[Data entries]
* * * * * * * * *

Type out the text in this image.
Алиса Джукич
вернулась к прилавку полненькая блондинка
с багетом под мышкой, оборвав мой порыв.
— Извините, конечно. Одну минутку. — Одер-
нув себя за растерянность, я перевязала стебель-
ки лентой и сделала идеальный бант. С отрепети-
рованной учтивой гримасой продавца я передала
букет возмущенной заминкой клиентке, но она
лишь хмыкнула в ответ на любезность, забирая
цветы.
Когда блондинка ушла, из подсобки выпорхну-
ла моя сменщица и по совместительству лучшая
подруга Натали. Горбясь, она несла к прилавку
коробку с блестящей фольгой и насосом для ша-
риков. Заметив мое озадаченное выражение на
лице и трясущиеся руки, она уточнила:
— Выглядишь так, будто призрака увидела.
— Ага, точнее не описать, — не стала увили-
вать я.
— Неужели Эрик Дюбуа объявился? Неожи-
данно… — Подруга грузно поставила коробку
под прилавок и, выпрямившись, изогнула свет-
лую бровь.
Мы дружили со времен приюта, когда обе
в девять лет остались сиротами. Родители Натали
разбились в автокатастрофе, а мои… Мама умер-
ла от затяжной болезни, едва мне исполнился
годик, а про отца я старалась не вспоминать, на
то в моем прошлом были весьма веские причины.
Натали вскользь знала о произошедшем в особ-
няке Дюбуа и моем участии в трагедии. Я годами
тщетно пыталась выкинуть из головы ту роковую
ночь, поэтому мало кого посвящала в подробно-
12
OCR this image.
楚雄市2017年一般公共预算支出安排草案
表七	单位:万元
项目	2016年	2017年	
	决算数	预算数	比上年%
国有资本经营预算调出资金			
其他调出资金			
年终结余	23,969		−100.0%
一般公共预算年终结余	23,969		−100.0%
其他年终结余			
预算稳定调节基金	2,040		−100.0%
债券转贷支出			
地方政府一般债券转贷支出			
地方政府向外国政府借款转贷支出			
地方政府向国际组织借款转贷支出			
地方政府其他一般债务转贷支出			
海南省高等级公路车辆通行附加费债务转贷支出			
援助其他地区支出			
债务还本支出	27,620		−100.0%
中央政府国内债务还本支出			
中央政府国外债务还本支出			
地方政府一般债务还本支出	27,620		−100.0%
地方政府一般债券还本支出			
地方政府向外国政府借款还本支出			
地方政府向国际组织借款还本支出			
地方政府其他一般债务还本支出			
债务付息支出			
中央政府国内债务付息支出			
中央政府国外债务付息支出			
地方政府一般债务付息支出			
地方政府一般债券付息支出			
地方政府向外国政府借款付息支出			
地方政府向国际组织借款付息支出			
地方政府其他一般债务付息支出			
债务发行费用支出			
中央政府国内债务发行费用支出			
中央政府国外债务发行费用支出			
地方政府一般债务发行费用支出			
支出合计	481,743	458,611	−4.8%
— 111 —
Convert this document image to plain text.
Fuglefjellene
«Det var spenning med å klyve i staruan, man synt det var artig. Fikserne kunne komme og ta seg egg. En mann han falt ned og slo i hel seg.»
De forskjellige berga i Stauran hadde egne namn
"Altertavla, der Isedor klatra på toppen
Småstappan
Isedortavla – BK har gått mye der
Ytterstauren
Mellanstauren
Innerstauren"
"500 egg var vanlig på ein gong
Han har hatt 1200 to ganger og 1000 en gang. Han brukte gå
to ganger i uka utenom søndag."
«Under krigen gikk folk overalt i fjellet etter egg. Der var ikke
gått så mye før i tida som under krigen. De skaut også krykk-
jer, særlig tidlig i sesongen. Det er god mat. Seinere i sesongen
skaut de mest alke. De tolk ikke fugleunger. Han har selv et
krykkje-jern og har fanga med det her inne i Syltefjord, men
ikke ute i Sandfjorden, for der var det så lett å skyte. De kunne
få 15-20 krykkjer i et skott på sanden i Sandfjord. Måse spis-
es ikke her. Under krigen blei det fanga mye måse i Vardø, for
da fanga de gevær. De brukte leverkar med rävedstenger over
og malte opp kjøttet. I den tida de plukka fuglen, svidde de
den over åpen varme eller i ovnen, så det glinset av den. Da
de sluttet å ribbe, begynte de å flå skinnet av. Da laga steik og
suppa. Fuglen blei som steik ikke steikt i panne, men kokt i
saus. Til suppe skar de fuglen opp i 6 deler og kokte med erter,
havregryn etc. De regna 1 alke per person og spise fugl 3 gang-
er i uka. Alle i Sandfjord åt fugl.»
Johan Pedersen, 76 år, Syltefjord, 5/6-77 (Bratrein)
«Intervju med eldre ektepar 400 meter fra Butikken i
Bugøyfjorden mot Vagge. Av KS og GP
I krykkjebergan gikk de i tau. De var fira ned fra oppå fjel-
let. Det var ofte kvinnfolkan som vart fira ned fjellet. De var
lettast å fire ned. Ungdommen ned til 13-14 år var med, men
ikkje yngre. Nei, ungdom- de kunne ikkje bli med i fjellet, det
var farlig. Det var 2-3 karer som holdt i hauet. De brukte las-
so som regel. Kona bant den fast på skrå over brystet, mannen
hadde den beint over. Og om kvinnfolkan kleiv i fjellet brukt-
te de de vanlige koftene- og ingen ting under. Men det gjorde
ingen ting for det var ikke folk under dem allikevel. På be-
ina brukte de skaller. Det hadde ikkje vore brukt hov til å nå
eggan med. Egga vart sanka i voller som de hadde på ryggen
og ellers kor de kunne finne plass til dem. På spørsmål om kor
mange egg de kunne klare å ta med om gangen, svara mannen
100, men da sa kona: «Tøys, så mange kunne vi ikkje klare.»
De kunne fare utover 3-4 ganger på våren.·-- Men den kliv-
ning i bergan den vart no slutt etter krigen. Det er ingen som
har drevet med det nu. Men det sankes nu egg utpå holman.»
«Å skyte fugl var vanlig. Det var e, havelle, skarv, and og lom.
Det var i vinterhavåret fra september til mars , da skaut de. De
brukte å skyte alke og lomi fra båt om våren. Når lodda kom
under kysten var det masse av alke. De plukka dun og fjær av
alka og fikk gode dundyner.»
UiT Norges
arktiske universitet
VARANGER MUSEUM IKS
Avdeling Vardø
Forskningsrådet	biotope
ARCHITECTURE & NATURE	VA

* * * * * * * * *

◆ **Given instruction**:
Write out the full set of records exactly as given.

◆ **Result of this task**:
Type out the text in this image.
Алиса Джукич
вернулась к прилавку полненькая блондинка
с багетом под мышкой, оборвав мой порыв.
— Извините, конечно. Одну минутку. — Одер-
нув себя за растерянность, я перевязала стебель-
ки лентой и сделала идеальный бант. С отрепети-
рованной учтивой гримасой продавца я передала
букет возмущенной заминкой клиентке, но она
лишь хмыкнула в ответ на любезность, забирая
цветы.
Когда блондинка ушла, из подсобки выпорхну-
ла моя сменщица и по совместительству лучшая
подруга Натали. Горбясь, она несла к прилавку
коробку с блестящей фольгой и насосом для ша-
риков. Заметив мое озадаченное выражение на
лице и трясущиеся руки, она уточнила:
— Выглядишь так, будто призрака увидела.
— Ага, точнее не описать, — не стала увили-
вать я.
— Неужели Эрик Дюбуа объявился? Неожи-
данно… — Подруга грузно поставила коробку
под прилавок и, выпрямившись, изогнула свет-
лую бровь.
Мы дружили со времен приюта, когда обе
в девять лет остались сиротами. Родители Натали
разбились в автокатастрофе, а мои… Мама умер-
ла от затяжной болезни, едва мне исполнился
годик, а про отца я старалась не вспоминать, на
то в моем прошлом были весьма веские причины.
Натали вскользь знала о произошедшем в особ-
няке Дюбуа и моем участии в трагедии. Я годами
тщетно пыталась выкинуть из головы ту роковую
ночь, поэтому мало кого посвящала в подробно-
12
OCR this image.
楚雄市2017年一般公共预算支出安排草案
表七	单位:万元
项目	2016年	2017年	
	决算数	预算数	比上年%
国有资本经营预算调出资金			
其他调出资金			
年终结余	23,969		−100.0%
一般公共预算年终结余	23,969		−100.0%
其他年终结余			
预算稳定调节基金	2,040		−100.0%
债券转贷支出			
地方政府一般债券转贷支出			
地方政府向外国政府借款转贷支出			
地方政府向国际组织借款转贷支出			
地方政府其他一般债务转贷支出			
海南省高等级公路车辆通行附加费债务转贷支出			
援助其他地区支出			
债务还本支出	27,620		−100.0%
中央政府国内债务还本支出			
中央政府国外债务还本支出			
地方政府一般债务还本支出	27,620		−100.0%
地方政府一般债券还本支出			
地方政府向外国政府借款还本支出			
地方政府向国际组织借款还本支出			
地方政府其他一般债务还本支出			
债务付息支出			
中央政府国内债务付息支出			
中央政府国外债务付息支出			
地方政府一般债务付息支出			
地方政府一般债券付息支出			
地方政府向外国政府借款付息支出			
地方政府向国际组织借款付息支出			
地方政府其他一般债务付息支出			
债务发行费用支出			
中央政府国内债务发行费用支出			
中央政府国外债务发行费用支出			
地方政府一般债务发行费用支出			
支出合计	481,743	458,611	−4.8%
— 111 —
Convert this document image to plain text.
Fuglefjellene
«Det var spenning med å klyve i staruan, man synt det var artig. Fikserne kunne komme og ta seg egg. En mann han falt ned og slo i hel seg.»
De forskjellige berga i Stauran hadde egne namn
"Altertavla, der Isedor klatra på toppen
Småstappan
Isedortavla – BK har gått mye der
Ytterstauren
Mellanstauren
Innerstauren"
"500 egg var vanlig på ein gong
Han har hatt 1200 to ganger og 1000 en gang. Han brukte gå
to ganger i uka utenom søndag."
«Under krigen gikk folk overalt i fjellet etter egg. Der var ikke
gått så mye før i tida som under krigen. De skaut også krykk-
jer, særlig tidlig i sesongen. Det er god mat. Seinere i sesongen
skaut de mest alke. De tolk ikke fugleunger. Han har selv et
krykkje-jern og har fanga med det her inne i Syltefjord, men
ikke ute i Sandfjorden, for der var det så lett å skyte. De kunne
få 15-20 krykkjer i et skott på sanden i Sandfjord. Måse spis-
es ikke her. Under krigen blei det fanga mye måse i Vardø, for
da fanga de gevær. De brukte leverkar med rävedstenger over
og malte opp kjøttet. I den tida de plukka fuglen, svidde de
den over åpen varme eller i ovnen, så det glinset av den. Da
de sluttet å ribbe, begynte de å flå skinnet av. Da laga steik og
suppa. Fuglen blei som steik ikke steikt i panne, men kokt i
saus. Til suppe skar de fuglen opp i 6 deler og kokte med erter,
havregryn etc. De regna 1 alke per person og spise fugl 3 gang-
er i uka. Alle i Sandfjord åt fugl.»
Johan Pedersen, 76 år, Syltefjord, 5/6-77 (Bratrein)
«Intervju med eldre ektepar 400 meter fra Butikken i
Bugøyfjorden mot Vagge. Av KS og GP
I krykkjebergan gikk de i tau. De var fira ned fra oppå fjel-
let. Det var ofte kvinnfolkan som vart fira ned fjellet. De var
lettast å fire ned. Ungdommen ned til 13-14 år var med, men
ikkje yngre. Nei, ungdom- de kunne ikkje bli med i fjellet, det
var farlig. Det var 2-3 karer som holdt i hauet. De brukte las-
so som regel. Kona bant den fast på skrå over brystet, mannen
hadde den beint over. Og om kvinnfolkan kleiv i fjellet brukt-
te de de vanlige koftene- og ingen ting under. Men det gjorde
ingen ting for det var ikke folk under dem allikevel. På be-
ina brukte de skaller. Det hadde ikkje vore brukt hov til å nå
eggan med. Egga vart sanka i voller som de hadde på ryggen
og ellers kor de kunne finne plass til dem. På spørsmål om kor
mange egg de kunne klare å ta med om gangen, svara mannen
100, men da sa kona: «Tøys, så mange kunne vi ikkje klare.»
De kunne fare utover 3-4 ganger på våren.·-- Men den kliv-
ning i bergan den vart no slutt etter krigen. Det er ingen som
har drevet med det nu. Men det sankes nu egg utpå holman.»
«Å skyte fugl var vanlig. Det var e, havelle, skarv, and og lom.
Det var i vinterhavåret fra september til mars , da skaut de. De
brukte å skyte alke og lomi fra båt om våren. Når lodda kom
under kysten var det masse av alke. De plukka dun og fjær av
alka og fikk gode dundyner.»
UiT Norges
arktiske universitet
VARANGER MUSEUM IKS
Avdeling Vardø
Forskningsrådet	biotope
ARCHITECTURE & NATURE	VA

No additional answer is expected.